→ Serie di esercizi
1/ Nel brano sui social media, che cosa si è visto sparire Marco "Monty" Montemagno?
2/ Scrivi il seguito del brano sui social media, partendo dopo la sua ultima frase.

→ Brano di lettura
La faccia oscura della Luna l’hanno vista solo gli astronauti, mentre per tutti gli abitanti della terra resta un vero e proprio mistero.
Coloro che conoscono realmente tutte le dinamiche dei social media nella loro complessità, possono essere dunque paragonati ad un esiguo numero di astronauti, competenti in materia “aliena” o per gli studi specifici svolti, o per la straordinaria esperienza conquistata sul campo lavorando a fianco di tutor qualificati.
Quindi per la grande massa di utenti approssimativi fruitori dei social le vere opportunità e i reali business, derivanti da una maggiore conoscenza di questo mondo alieno, resteranno sempre totalmente sconosciuti.
Centinaia di milioni di utenti di Google, YouTube, e Facebook, solo per citare i maggiori marchi, si accontentano di postare giornalmente “qualcosa” per ottenere un po’ di visibilità fra i loro “amici”, magari nella mera illusione di diventare vere e proprie celebrità del web, permettendo però di fatto, con la loro attività spesso mediocre e con scadenti contenuti, i reali profitti dei colossi informatici che hanno realizzato le relative piattaforme.
Esistono però anche aziende che riescono a fare grandi business, sfruttando proprio il lato “oscuro” ai più, che permette di valorizzare a pagamento la diffusione dei contenuti nel migliore e redditizio modo possibile.
Tutto ciò dimostra che i social, in pratica, si sono di fatto impossessati di tutti i dati sensibili dei loro utenti, di intere banche dati di livello mondiale e si arrogano pure il potere di disconnettere improvvisamente gli account, magari senza alcuna preventiva comunicazione anche a grandi utenze a pagamento.
Guardate, per esempio, questo video postato da Marco “Monty” Montemagno, grande guru della comunicazione e conoscitore del “pianeta social”, un webnauta che si è visto un giorno sparire sotto il naso un intero canale su YouTube con oltre mille video caricati da anni.

→ Materiale fornito
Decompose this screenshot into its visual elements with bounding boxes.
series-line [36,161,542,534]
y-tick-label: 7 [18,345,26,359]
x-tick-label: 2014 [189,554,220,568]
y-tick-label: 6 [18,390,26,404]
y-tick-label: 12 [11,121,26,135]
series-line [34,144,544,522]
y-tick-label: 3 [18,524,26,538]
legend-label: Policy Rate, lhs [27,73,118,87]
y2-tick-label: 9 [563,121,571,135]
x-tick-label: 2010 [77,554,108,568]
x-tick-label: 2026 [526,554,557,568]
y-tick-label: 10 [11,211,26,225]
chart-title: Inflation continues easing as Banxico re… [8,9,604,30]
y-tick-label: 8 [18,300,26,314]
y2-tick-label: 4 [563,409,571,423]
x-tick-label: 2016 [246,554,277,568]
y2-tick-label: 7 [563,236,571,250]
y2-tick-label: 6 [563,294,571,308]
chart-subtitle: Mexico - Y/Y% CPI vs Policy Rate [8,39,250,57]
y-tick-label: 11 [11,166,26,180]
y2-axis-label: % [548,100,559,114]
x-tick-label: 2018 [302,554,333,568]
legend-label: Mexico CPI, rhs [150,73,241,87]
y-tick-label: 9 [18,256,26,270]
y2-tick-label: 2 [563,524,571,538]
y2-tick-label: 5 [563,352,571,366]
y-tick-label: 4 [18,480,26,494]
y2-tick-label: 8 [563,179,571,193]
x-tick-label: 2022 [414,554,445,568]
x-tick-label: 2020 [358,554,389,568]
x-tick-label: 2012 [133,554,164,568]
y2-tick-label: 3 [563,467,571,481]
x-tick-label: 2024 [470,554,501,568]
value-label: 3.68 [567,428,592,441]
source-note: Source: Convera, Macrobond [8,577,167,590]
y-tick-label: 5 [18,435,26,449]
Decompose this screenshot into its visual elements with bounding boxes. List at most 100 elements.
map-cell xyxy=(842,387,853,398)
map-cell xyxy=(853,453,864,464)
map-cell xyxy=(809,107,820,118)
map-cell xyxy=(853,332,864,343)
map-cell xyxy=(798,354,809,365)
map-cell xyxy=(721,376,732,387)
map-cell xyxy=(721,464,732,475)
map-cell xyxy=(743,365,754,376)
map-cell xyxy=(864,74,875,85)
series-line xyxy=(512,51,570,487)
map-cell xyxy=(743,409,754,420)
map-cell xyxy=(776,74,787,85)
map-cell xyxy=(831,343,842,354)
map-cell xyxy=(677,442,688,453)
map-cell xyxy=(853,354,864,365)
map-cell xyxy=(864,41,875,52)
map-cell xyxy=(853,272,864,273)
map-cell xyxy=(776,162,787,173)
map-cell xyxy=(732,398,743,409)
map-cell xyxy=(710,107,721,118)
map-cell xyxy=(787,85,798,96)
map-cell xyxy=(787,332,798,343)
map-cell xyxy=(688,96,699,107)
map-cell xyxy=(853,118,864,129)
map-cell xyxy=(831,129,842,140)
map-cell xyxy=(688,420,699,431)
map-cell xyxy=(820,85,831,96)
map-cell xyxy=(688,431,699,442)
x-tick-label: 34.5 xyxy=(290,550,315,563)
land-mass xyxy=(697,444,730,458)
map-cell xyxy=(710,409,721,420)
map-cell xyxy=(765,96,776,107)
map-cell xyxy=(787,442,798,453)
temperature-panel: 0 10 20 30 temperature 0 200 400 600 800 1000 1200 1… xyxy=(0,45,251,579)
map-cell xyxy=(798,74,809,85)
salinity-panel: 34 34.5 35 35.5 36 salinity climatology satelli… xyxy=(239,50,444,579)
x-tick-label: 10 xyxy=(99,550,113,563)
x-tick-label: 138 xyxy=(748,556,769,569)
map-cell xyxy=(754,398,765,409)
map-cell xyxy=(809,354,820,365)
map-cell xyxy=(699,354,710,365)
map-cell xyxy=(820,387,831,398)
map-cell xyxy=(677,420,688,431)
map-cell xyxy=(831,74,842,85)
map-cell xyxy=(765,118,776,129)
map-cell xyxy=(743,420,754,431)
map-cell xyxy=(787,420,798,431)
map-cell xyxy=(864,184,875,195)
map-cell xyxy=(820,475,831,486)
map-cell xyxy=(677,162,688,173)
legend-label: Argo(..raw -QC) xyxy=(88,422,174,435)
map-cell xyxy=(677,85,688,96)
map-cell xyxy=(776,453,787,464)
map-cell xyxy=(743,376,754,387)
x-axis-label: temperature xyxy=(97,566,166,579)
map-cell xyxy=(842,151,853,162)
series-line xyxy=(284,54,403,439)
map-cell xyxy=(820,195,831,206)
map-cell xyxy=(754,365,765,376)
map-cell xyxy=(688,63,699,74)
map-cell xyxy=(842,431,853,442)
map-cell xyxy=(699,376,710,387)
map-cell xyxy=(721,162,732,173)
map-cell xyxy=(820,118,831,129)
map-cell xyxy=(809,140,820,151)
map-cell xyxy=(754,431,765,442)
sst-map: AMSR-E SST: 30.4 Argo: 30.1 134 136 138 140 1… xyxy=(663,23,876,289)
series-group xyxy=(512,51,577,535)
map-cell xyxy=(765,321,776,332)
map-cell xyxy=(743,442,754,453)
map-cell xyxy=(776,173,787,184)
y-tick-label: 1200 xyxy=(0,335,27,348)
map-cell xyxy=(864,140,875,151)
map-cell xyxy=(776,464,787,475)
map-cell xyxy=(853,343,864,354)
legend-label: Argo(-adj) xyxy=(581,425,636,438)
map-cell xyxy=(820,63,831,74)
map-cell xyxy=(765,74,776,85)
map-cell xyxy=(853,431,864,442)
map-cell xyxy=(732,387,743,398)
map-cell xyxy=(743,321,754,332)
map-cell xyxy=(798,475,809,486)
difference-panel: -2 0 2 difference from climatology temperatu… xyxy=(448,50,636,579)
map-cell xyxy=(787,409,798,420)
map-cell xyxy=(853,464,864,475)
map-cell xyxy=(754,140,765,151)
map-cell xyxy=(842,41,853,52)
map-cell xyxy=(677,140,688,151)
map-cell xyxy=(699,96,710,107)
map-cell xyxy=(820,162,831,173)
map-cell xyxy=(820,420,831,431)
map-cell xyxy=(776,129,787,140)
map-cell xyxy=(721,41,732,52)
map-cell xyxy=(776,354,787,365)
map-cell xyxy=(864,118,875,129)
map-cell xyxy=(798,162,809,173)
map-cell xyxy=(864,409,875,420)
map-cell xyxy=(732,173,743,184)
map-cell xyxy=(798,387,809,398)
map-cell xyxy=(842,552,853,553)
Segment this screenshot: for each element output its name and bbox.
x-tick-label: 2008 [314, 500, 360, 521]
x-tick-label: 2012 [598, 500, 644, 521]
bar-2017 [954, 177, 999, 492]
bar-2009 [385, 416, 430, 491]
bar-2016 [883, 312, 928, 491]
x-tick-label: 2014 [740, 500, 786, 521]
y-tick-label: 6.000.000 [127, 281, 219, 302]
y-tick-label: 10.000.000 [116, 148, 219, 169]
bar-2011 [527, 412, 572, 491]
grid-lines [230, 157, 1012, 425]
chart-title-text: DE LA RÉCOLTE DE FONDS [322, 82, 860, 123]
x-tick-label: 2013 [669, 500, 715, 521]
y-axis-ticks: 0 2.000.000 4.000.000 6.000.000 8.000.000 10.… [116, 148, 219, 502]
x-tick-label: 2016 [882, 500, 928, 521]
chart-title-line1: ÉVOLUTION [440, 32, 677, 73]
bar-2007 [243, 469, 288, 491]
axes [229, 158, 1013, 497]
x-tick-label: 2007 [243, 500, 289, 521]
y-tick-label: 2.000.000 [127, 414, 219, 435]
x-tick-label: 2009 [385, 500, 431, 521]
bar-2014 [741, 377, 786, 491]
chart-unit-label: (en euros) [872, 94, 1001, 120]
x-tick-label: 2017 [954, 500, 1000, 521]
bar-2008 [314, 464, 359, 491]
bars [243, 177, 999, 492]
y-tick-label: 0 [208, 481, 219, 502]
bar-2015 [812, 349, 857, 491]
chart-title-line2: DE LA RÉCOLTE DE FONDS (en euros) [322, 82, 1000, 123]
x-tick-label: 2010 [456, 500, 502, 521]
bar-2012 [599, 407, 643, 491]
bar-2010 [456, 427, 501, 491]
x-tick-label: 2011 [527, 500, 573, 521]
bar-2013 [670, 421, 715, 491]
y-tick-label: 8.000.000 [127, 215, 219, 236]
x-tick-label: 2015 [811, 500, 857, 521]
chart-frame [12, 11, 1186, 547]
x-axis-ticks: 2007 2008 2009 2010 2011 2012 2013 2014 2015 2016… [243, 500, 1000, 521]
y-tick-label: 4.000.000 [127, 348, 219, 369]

→ Risposte in ordine
1/ Un intero canale su YouTube con oltre mille video caricati da anni.

2/
In sostanza dunque abbiamo, da un lato uno strapotere dei social network, che nessuno riesce più a frenare o a limitarne la tracotanza, con lo sfruttamento sistematico dei nostri dati e dei contenuti che vengono pubblicati in rete, dall’altro un enorme numero di utenti a livello planetario dei quali solo pochissimi, rispetto alla grande mediocrità della massa, riescono ad utilizzare al meglio le grandi capacità divulgative dei social, traendone benefici economici o business di alta fascia; ma questi ultimi pagano per questo genere di prestazioni, contrariamente ai milioni e milioni di utenti che pubblicano gratuitamente le loro facezie, contribuendo di fatto all’enorme successo dei social in termini economici e di potere strategico.

Sono stati dunque la gratuità del servizio e la vanità di gran parte della massa di utenti, sempre alla continua ricerca di una illusoria popolarità, a rendere ricchi e acclamati i gestori dei social media mondiali che, a loro volta, mettono a disposizione il loro enorme potere divulgativo solo a coloro che pagano per il comune tornaconto.

Niente su questo mondo, il Pianeta Terra, è realmente gratuito; si paga tutto in un modo o nell’altro e “chi vuole la Luna” (vedere inizio di quest’articolo) deve prenderla anche col suo lato oscuro e con le conseguenze connesse.